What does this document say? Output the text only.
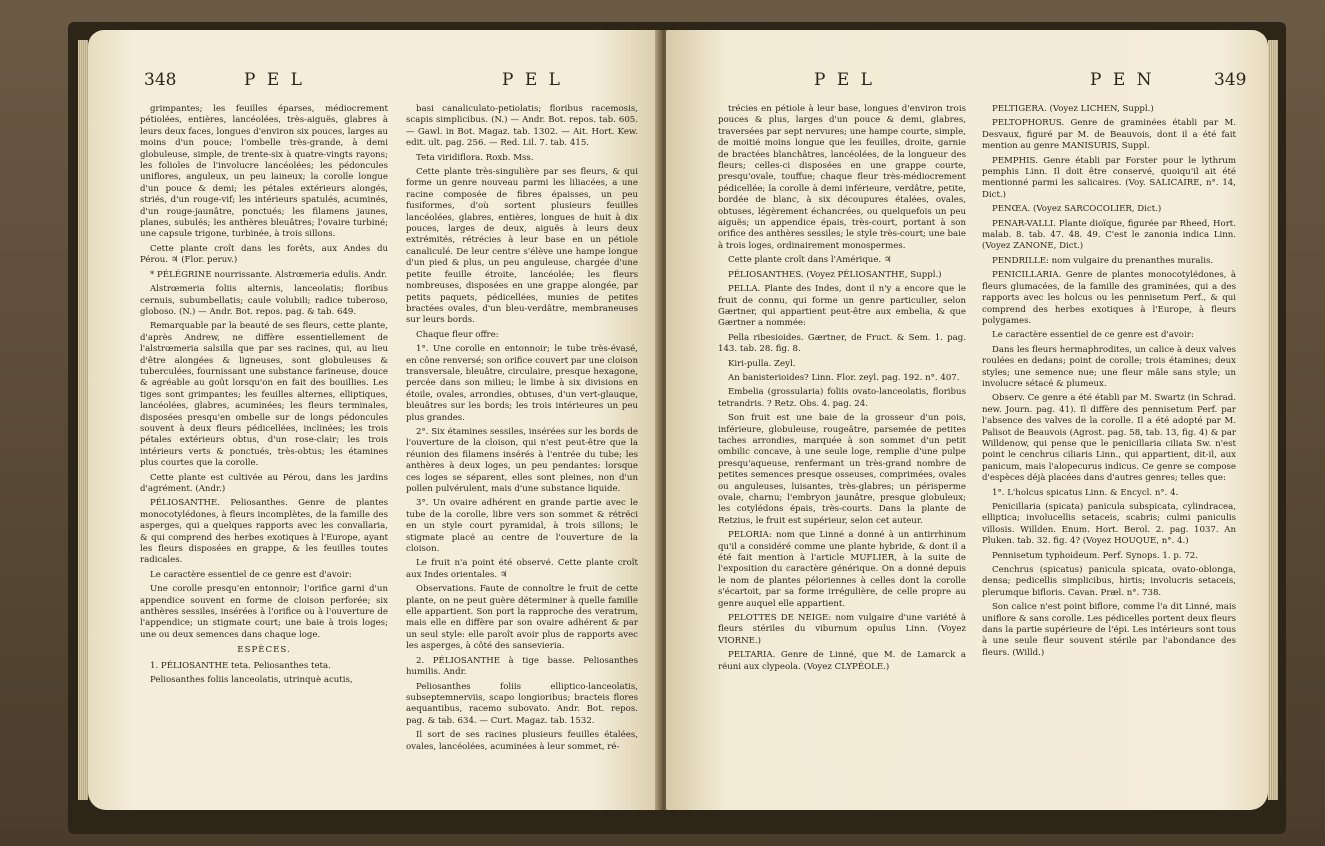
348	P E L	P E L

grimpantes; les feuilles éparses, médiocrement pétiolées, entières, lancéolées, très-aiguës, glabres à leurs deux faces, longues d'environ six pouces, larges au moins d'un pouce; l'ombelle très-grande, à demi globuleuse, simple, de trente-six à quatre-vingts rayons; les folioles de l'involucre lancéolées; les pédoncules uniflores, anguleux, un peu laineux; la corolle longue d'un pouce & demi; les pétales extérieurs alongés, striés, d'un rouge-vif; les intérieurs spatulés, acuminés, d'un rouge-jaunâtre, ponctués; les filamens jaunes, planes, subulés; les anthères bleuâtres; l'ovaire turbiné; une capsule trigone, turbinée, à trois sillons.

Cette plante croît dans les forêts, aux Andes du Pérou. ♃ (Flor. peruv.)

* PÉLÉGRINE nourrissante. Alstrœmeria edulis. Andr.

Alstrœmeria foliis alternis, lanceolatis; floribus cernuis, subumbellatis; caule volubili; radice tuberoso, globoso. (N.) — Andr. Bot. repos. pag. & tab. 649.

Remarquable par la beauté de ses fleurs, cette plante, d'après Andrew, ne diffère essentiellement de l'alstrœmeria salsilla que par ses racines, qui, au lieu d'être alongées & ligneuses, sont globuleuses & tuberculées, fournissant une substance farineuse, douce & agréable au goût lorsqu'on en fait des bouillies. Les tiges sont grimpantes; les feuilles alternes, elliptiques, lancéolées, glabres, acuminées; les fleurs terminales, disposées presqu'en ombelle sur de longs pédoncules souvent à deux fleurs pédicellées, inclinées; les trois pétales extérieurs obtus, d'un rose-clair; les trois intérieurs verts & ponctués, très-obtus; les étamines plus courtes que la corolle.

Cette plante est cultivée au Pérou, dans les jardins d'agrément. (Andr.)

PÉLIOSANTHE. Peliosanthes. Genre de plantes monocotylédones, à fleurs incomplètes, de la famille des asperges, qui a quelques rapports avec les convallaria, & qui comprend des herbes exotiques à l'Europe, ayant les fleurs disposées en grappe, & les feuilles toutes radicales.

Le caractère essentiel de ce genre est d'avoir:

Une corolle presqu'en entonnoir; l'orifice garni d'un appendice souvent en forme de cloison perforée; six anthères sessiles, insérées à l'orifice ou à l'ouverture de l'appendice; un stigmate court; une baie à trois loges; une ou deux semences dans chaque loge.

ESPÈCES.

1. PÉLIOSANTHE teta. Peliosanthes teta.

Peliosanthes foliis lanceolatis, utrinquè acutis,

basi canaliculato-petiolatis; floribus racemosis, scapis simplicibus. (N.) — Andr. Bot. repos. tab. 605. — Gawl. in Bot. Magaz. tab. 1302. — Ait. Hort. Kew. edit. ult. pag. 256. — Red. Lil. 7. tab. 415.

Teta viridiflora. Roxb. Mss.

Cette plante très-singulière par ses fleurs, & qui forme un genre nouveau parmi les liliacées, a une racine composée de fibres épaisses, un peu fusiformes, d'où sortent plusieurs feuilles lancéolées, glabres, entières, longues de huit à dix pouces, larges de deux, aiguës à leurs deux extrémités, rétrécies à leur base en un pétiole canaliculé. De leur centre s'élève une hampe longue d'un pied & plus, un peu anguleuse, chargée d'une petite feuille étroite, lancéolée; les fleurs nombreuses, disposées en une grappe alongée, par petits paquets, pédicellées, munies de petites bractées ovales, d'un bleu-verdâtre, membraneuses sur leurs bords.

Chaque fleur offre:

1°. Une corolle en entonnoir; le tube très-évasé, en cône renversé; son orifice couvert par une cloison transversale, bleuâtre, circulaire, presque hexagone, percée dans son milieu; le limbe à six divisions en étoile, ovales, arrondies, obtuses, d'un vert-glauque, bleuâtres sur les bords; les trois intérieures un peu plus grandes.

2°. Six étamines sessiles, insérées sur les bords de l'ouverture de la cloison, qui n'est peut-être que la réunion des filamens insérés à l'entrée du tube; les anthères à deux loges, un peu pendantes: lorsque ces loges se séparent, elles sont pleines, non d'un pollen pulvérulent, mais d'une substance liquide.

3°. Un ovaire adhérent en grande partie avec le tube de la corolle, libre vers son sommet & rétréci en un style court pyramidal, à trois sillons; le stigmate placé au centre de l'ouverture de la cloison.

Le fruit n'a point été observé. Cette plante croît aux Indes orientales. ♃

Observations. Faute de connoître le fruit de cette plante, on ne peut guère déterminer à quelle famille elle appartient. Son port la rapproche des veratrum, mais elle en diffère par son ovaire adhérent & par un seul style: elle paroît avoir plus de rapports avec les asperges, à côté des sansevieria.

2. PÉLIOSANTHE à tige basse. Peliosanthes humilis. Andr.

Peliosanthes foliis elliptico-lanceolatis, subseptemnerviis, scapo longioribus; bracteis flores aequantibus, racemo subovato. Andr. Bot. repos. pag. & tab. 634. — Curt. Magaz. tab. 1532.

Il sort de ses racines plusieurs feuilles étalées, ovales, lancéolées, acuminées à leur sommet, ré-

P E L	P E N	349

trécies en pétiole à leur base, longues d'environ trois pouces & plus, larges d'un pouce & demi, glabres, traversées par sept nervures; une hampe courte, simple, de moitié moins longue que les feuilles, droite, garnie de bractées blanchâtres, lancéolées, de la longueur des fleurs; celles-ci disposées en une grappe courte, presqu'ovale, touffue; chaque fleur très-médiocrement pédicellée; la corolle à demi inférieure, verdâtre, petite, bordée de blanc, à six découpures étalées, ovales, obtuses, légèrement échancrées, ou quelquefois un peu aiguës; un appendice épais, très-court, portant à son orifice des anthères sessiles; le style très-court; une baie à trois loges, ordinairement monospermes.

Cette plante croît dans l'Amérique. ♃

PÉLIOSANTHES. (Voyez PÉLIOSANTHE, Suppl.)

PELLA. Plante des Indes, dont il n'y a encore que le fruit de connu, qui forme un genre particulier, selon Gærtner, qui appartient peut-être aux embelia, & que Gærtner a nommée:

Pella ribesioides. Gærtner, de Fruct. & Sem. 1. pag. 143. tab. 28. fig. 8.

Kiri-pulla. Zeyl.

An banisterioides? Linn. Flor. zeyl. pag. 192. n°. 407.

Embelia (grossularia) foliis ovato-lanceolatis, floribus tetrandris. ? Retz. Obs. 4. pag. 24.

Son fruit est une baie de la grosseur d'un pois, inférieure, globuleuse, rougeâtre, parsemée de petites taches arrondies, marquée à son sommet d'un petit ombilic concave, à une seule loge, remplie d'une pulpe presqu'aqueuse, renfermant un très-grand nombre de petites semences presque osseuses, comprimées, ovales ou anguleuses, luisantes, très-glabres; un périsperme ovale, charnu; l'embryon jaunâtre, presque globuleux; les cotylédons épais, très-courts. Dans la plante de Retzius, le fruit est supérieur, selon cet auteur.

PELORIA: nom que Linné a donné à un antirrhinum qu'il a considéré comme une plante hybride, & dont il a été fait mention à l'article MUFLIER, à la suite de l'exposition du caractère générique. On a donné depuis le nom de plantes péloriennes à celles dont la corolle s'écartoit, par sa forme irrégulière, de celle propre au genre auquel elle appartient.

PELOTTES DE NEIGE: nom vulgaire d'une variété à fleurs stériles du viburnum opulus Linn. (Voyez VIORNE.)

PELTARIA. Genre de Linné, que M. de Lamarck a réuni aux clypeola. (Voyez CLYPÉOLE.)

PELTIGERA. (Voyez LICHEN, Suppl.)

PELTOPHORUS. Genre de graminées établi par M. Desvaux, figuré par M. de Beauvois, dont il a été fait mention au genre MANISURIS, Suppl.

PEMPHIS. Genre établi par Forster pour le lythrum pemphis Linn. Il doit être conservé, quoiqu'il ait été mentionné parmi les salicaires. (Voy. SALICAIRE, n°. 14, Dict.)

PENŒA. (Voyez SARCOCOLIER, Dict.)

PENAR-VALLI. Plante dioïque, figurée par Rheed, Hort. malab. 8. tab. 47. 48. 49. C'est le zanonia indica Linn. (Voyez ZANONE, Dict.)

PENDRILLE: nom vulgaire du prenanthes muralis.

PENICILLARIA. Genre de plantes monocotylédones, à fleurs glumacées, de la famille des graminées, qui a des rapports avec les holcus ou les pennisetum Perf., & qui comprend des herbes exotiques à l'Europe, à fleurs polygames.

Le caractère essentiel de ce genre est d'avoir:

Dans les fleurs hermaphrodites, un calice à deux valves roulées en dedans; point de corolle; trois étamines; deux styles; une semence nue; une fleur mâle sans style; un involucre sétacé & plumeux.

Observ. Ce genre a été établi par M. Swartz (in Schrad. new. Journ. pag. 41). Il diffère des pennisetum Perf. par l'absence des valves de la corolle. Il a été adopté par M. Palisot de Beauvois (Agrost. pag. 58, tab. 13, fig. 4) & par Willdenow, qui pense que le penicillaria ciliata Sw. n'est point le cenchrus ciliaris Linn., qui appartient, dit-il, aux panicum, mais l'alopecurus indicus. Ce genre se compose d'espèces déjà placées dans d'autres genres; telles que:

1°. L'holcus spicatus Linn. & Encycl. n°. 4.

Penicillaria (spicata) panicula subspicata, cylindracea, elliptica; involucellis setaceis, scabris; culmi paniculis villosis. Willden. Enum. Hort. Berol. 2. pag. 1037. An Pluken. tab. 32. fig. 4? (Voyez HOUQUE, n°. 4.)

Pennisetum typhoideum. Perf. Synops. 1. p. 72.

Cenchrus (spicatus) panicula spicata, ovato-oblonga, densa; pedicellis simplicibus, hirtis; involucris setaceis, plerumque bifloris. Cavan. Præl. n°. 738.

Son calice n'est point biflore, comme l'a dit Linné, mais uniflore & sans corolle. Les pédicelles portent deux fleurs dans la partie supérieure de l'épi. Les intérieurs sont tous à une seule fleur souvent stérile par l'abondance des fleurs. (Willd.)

* * * * * * *

=== EXERCISE REQUIREMENTS ===
Pick out each line in the material containing "bractées".

=== OUTPUT OF THE EXERCISE ===
Cette plante très-singulière par ses fleurs, & qui forme un genre nouveau parmi les liliacées, a une racine composée de fibres épaisses, un peu fusiformes, d'où sortent plusieurs feuilles lancéolées, glabres, entières, longues de huit à dix pouces, larges de deux, aiguës à leurs deux extrémités, rétrécies à leur base en un pétiole canaliculé. De leur centre s'élève une hampe longue d'un pied & plus, un peu anguleuse, chargée d'une petite feuille étroite, lancéolée; les fleurs nombreuses, disposées en une grappe alongée, par petits paquets, pédicellées, munies de petites bractées ovales, d'un bleu-verdâtre, membraneuses sur leurs bords.
trécies en pétiole à leur base, longues d'environ trois pouces & plus, larges d'un pouce & demi, glabres, traversées par sept nervures; une hampe courte, simple, de moitié moins longue que les feuilles, droite, garnie de bractées blanchâtres, lancéolées, de la longueur des fleurs; celles-ci disposées en une grappe courte, presqu'ovale, touffue; chaque fleur très-médiocrement pédicellée; la corolle à demi inférieure, verdâtre, petite, bordée de blanc, à six découpures étalées, ovales, obtuses, légèrement échancrées, ou quelquefois un peu aiguës; un appendice épais, très-court, portant à son orifice des anthères sessiles; le style très-court; une baie à trois loges, ordinairement monospermes.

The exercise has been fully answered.